» **EXERCISE PROMPT**: Each line that holds the word "subtitle" should be returned.

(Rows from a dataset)
--- begin ---

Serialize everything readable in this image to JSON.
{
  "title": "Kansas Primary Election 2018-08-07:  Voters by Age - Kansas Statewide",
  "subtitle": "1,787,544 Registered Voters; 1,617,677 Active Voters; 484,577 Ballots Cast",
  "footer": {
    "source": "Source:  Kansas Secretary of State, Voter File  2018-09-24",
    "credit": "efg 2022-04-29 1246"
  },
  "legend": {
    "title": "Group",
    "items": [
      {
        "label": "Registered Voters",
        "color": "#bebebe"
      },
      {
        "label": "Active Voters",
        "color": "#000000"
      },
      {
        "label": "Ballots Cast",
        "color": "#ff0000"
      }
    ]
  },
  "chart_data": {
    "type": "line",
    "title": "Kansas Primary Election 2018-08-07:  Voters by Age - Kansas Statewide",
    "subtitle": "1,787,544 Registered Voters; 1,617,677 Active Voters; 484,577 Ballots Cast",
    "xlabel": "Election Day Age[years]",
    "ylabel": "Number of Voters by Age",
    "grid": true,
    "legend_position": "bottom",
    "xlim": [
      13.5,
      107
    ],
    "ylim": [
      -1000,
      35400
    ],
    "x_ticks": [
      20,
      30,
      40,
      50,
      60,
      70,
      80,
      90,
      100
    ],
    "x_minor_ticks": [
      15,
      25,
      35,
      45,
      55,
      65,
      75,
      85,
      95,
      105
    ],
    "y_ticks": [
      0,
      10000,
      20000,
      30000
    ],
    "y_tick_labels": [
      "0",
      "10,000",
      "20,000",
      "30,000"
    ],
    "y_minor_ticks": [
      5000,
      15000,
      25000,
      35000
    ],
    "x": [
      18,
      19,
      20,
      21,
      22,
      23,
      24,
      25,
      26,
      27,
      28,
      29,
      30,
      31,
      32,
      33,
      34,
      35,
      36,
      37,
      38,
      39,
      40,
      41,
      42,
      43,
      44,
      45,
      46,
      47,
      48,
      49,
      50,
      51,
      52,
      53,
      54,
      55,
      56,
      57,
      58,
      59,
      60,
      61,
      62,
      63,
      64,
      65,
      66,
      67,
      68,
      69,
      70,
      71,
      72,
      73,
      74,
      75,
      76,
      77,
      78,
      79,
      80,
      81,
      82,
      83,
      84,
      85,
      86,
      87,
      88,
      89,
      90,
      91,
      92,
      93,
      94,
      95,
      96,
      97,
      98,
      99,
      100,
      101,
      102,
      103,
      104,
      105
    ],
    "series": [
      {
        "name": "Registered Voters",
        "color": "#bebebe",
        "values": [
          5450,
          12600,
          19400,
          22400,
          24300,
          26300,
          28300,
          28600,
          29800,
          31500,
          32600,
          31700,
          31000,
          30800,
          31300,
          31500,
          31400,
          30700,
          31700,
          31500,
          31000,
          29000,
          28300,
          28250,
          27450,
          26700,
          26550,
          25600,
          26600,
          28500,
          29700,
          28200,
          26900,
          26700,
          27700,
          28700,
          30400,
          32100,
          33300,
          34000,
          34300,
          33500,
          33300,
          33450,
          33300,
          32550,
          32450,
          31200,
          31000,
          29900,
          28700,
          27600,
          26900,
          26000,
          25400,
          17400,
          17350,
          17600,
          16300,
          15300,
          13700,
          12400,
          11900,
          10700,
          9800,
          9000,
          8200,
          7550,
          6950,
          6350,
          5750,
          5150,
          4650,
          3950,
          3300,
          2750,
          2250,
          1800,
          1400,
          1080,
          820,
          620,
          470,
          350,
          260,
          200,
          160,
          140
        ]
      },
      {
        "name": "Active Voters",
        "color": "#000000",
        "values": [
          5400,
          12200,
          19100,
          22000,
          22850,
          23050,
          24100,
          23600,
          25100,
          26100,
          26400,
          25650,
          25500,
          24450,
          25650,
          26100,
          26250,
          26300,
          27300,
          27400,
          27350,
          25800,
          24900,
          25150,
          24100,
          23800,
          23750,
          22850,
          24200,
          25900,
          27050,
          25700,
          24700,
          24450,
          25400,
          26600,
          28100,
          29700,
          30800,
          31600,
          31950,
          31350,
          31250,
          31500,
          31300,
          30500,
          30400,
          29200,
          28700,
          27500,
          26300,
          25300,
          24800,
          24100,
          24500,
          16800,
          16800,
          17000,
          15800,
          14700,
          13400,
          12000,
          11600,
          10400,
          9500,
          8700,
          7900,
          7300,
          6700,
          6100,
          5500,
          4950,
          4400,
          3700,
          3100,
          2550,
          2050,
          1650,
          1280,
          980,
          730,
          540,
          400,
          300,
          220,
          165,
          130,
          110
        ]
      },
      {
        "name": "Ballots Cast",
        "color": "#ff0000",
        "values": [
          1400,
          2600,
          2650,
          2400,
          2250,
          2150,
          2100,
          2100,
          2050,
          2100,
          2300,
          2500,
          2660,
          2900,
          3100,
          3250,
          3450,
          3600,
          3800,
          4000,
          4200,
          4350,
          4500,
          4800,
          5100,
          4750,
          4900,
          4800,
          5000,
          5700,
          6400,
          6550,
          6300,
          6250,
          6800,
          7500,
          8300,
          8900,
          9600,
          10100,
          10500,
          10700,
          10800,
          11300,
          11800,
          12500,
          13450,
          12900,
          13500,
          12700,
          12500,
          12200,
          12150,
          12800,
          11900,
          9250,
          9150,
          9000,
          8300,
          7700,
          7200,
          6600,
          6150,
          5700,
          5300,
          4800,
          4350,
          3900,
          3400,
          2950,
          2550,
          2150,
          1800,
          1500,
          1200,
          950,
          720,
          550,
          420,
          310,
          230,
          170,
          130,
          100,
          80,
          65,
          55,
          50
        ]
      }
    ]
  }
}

--- end ---

» **WRITTEN SOLUTION**:
  "subtitle": "1,787,544 Registered Voters; 1,617,677 Active Voters; 484,577 Ballots Cast",
    "subtitle": "1,787,544 Registered Voters; 1,617,677 Active Voters; 484,577 Ballots Cast",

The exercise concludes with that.